[Data extracted from a collection]
———

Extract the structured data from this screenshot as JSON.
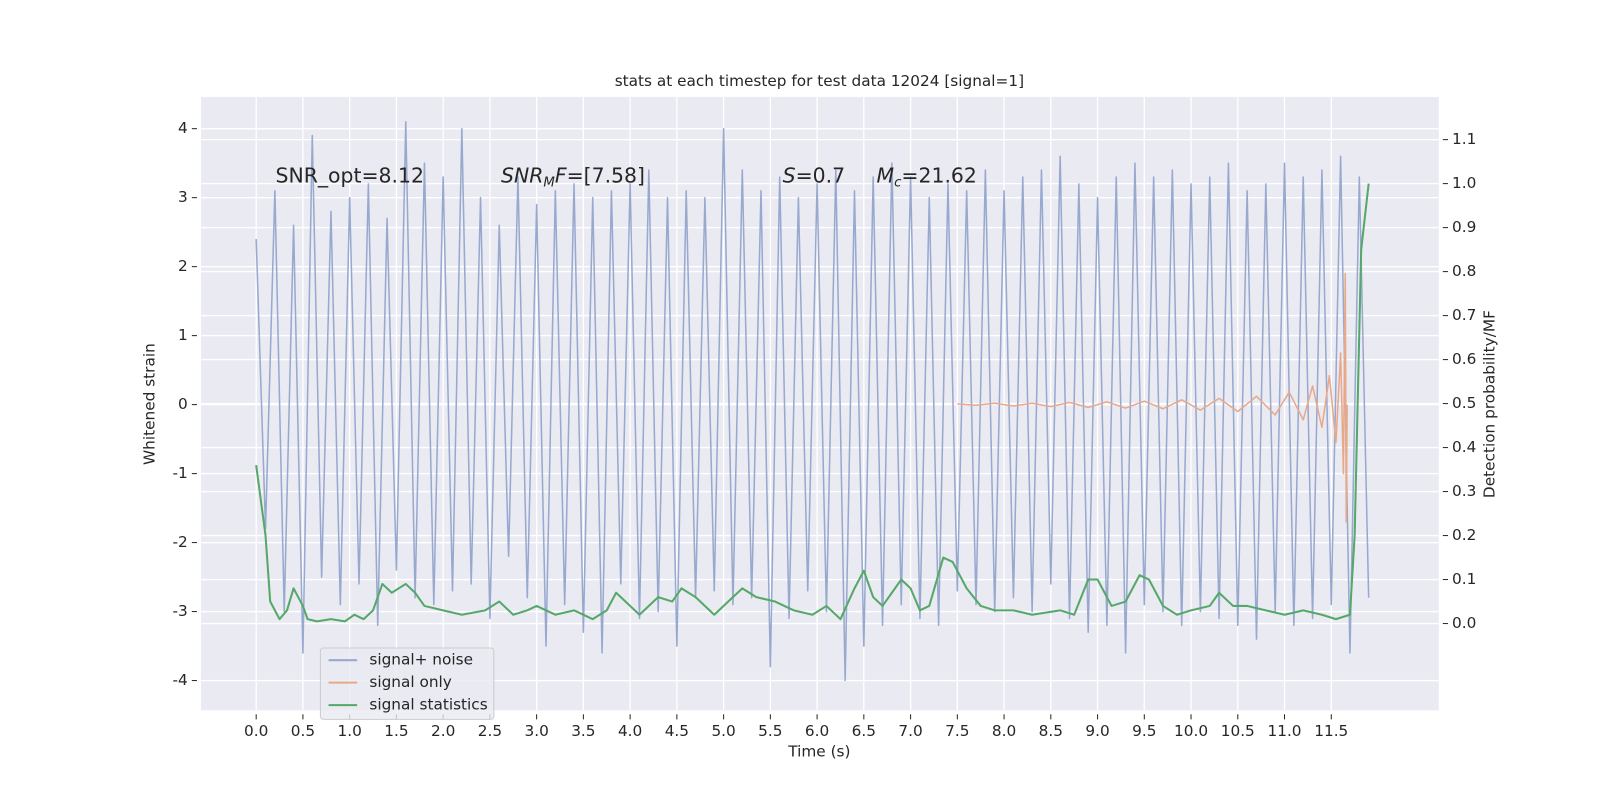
{
  "chart_data": {
    "type": "line",
    "title": "stats at each timestep for test data 12024 [signal=1]",
    "x_label": "Time (s)",
    "y_label": "Whitened strain",
    "y2_label": "Detection probability/MF",
    "xlim": [
      -0.59,
      12.65
    ],
    "ylim": [
      -4.43,
      4.46
    ],
    "y2lim": [
      -0.197,
      1.197
    ],
    "xticks": [
      {
        "value": 0,
        "label": "0.0"
      },
      0.5,
      {
        "value": 1,
        "label": "1.0"
      },
      1.5,
      {
        "value": 2,
        "label": "2.0"
      },
      2.5,
      {
        "value": 3,
        "label": "3.0"
      },
      3.5,
      {
        "value": 4,
        "label": "4.0"
      },
      4.5,
      {
        "value": 5,
        "label": "5.0"
      },
      5.5,
      {
        "value": 6,
        "label": "6.0"
      },
      6.5,
      {
        "value": 7,
        "label": "7.0"
      },
      7.5,
      {
        "value": 8,
        "label": "8.0"
      },
      8.5,
      {
        "value": 9,
        "label": "9.0"
      },
      9.5,
      {
        "value": 10,
        "label": "10.0"
      },
      10.5,
      {
        "value": 11,
        "label": "11.0"
      },
      11.5
    ],
    "yticks": [
      -4,
      -3,
      -2,
      -1,
      0,
      1,
      2,
      3,
      4
    ],
    "y2ticks": [
      {
        "value": 0,
        "label": "0.0"
      },
      0.1,
      0.2,
      0.3,
      0.4,
      0.5,
      0.6,
      0.7,
      0.8,
      0.9,
      {
        "value": 1,
        "label": "1.0"
      },
      1.1
    ],
    "grid": true,
    "legend": "lower left",
    "annotations": [
      [
        {
          "text": "SNR_opt=8.12"
        }
      ],
      [
        {
          "text": "SNR",
          "italic": true
        },
        {
          "text": "M",
          "italic": true,
          "sub": true
        },
        {
          "text": "F",
          "italic": true
        },
        {
          "text": "=[7.58]"
        }
      ],
      [
        {
          "text": "S",
          "italic": true
        },
        {
          "text": "=0.7"
        }
      ],
      [
        {
          "text": "M",
          "italic": true
        },
        {
          "text": "c",
          "italic": true,
          "sub": true
        },
        {
          "text": "=21.62"
        }
      ]
    ],
    "series": [
      {
        "name": "signal+ noise",
        "color": "#98a9cf",
        "x": [
          0,
          0.1,
          0.2,
          0.3,
          0.4,
          0.5,
          0.6,
          0.7,
          0.8,
          0.9,
          1,
          1.1,
          1.2,
          1.3,
          1.4,
          1.5,
          1.6,
          1.7,
          1.8,
          1.9,
          2,
          2.1,
          2.2,
          2.3,
          2.4,
          2.5,
          2.6,
          2.7,
          2.8,
          2.9,
          3,
          3.1,
          3.2,
          3.3,
          3.4,
          3.5,
          3.6,
          3.7,
          3.8,
          3.9,
          4,
          4.1,
          4.2,
          4.3,
          4.4,
          4.5,
          4.6,
          4.7,
          4.8,
          4.9,
          5,
          5.1,
          5.2,
          5.3,
          5.4,
          5.5,
          5.6,
          5.7,
          5.8,
          5.9,
          6,
          6.1,
          6.2,
          6.3,
          6.4,
          6.5,
          6.6,
          6.7,
          6.8,
          6.9,
          7,
          7.1,
          7.2,
          7.3,
          7.4,
          7.5,
          7.6,
          7.7,
          7.8,
          7.9,
          8,
          8.1,
          8.2,
          8.3,
          8.4,
          8.5,
          8.6,
          8.7,
          8.8,
          8.9,
          9,
          9.1,
          9.2,
          9.3,
          9.4,
          9.5,
          9.6,
          9.7,
          9.8,
          9.9,
          10,
          10.1,
          10.2,
          10.3,
          10.4,
          10.5,
          10.6,
          10.7,
          10.8,
          10.9,
          11,
          11.1,
          11.2,
          11.3,
          11.4,
          11.5,
          11.6,
          11.7,
          11.8,
          11.9
        ],
        "values": [
          2.4,
          -1.8,
          3.1,
          -3.0,
          2.6,
          -3.6,
          3.9,
          -2.5,
          2.8,
          -2.9,
          3.0,
          -2.6,
          3.2,
          -3.2,
          2.7,
          -2.4,
          4.1,
          -2.8,
          3.5,
          -2.9,
          3.3,
          -2.7,
          4.0,
          -2.6,
          3.0,
          -3.1,
          2.6,
          -2.2,
          3.3,
          -2.8,
          2.9,
          -3.5,
          3.1,
          -2.9,
          3.2,
          -3.3,
          3.0,
          -3.6,
          3.1,
          -2.6,
          3.2,
          -3.1,
          3.4,
          -3.0,
          3.0,
          -3.5,
          3.1,
          -2.8,
          3.0,
          -2.7,
          4.0,
          -2.9,
          3.4,
          -2.8,
          3.1,
          -3.8,
          3.3,
          -3.1,
          3.0,
          -2.7,
          3.2,
          -3.0,
          3.4,
          -4.0,
          3.1,
          -3.5,
          3.3,
          -3.2,
          3.5,
          -2.9,
          3.3,
          -3.1,
          3.0,
          -3.2,
          3.2,
          -2.7,
          3.1,
          -2.9,
          3.4,
          -3.0,
          3.1,
          -2.8,
          3.3,
          -3.0,
          3.4,
          -2.6,
          3.6,
          -3.1,
          3.2,
          -3.3,
          3.0,
          -3.2,
          3.3,
          -3.6,
          3.5,
          -2.9,
          3.3,
          -3.0,
          3.4,
          -3.2,
          3.2,
          -3.0,
          3.3,
          -3.1,
          3.5,
          -3.2,
          3.1,
          -3.4,
          3.2,
          -3.0,
          3.5,
          -3.2,
          3.3,
          -3.1,
          3.4,
          -2.9,
          3.6,
          -3.6,
          3.3,
          -2.8
        ]
      },
      {
        "name": "signal only",
        "color": "#e8a98a",
        "x": [
          7.5,
          7.7,
          7.9,
          8.1,
          8.3,
          8.5,
          8.7,
          8.9,
          9.1,
          9.3,
          9.5,
          9.7,
          9.9,
          10.1,
          10.3,
          10.5,
          10.7,
          10.9,
          11.05,
          11.2,
          11.3,
          11.4,
          11.48,
          11.55,
          11.6,
          11.63,
          11.65,
          11.66,
          11.67
        ],
        "values": [
          0.01,
          -0.01,
          0.02,
          -0.02,
          0.02,
          -0.03,
          0.03,
          -0.04,
          0.04,
          -0.05,
          0.05,
          -0.06,
          0.07,
          -0.08,
          0.09,
          -0.1,
          0.12,
          -0.15,
          0.18,
          -0.22,
          0.27,
          -0.33,
          0.42,
          -0.55,
          0.75,
          -1.0,
          1.9,
          -1.7,
          0
        ]
      },
      {
        "name": "signal statistics",
        "color": "#55a868",
        "axis": "y2",
        "x": [
          0,
          0.1,
          0.15,
          0.25,
          0.33,
          0.4,
          0.5,
          0.55,
          0.65,
          0.8,
          0.95,
          1.05,
          1.15,
          1.25,
          1.35,
          1.45,
          1.6,
          1.7,
          1.8,
          2.0,
          2.2,
          2.45,
          2.6,
          2.75,
          2.9,
          3.0,
          3.2,
          3.4,
          3.6,
          3.75,
          3.85,
          3.95,
          4.1,
          4.3,
          4.45,
          4.55,
          4.7,
          4.9,
          5.05,
          5.2,
          5.35,
          5.55,
          5.75,
          5.95,
          6.1,
          6.25,
          6.4,
          6.5,
          6.6,
          6.7,
          6.9,
          7.0,
          7.1,
          7.2,
          7.35,
          7.45,
          7.6,
          7.75,
          7.9,
          8.1,
          8.3,
          8.6,
          8.75,
          8.9,
          9.0,
          9.15,
          9.3,
          9.45,
          9.55,
          9.7,
          9.85,
          10.0,
          10.2,
          10.3,
          10.45,
          10.6,
          10.8,
          11.0,
          11.2,
          11.4,
          11.55,
          11.7,
          11.75,
          11.82,
          11.9
        ],
        "values": [
          0.36,
          0.2,
          0.05,
          0.01,
          0.03,
          0.08,
          0.04,
          0.01,
          0.005,
          0.01,
          0.005,
          0.02,
          0.01,
          0.03,
          0.09,
          0.07,
          0.09,
          0.07,
          0.04,
          0.03,
          0.02,
          0.03,
          0.05,
          0.02,
          0.03,
          0.04,
          0.02,
          0.03,
          0.01,
          0.03,
          0.07,
          0.05,
          0.02,
          0.06,
          0.05,
          0.08,
          0.06,
          0.02,
          0.05,
          0.08,
          0.06,
          0.05,
          0.03,
          0.02,
          0.04,
          0.01,
          0.08,
          0.12,
          0.06,
          0.04,
          0.1,
          0.08,
          0.03,
          0.04,
          0.15,
          0.14,
          0.08,
          0.04,
          0.03,
          0.03,
          0.02,
          0.03,
          0.02,
          0.1,
          0.1,
          0.04,
          0.05,
          0.11,
          0.1,
          0.04,
          0.02,
          0.03,
          0.04,
          0.07,
          0.04,
          0.04,
          0.03,
          0.02,
          0.03,
          0.02,
          0.01,
          0.02,
          0.2,
          0.85,
          1.0
        ]
      }
    ]
  }
}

———

Instructions for the task:
Return each line where "text" shows up.

Result for this task:
          "text": "SNR_opt=8.12"
          "text": "SNR",
          "text": "M",
          "text": "F",
          "text": "=[7.58]"
          "text": "S",
          "text": "=0.7"
          "text": "M",
          "text": "c",
          "text": "=21.62"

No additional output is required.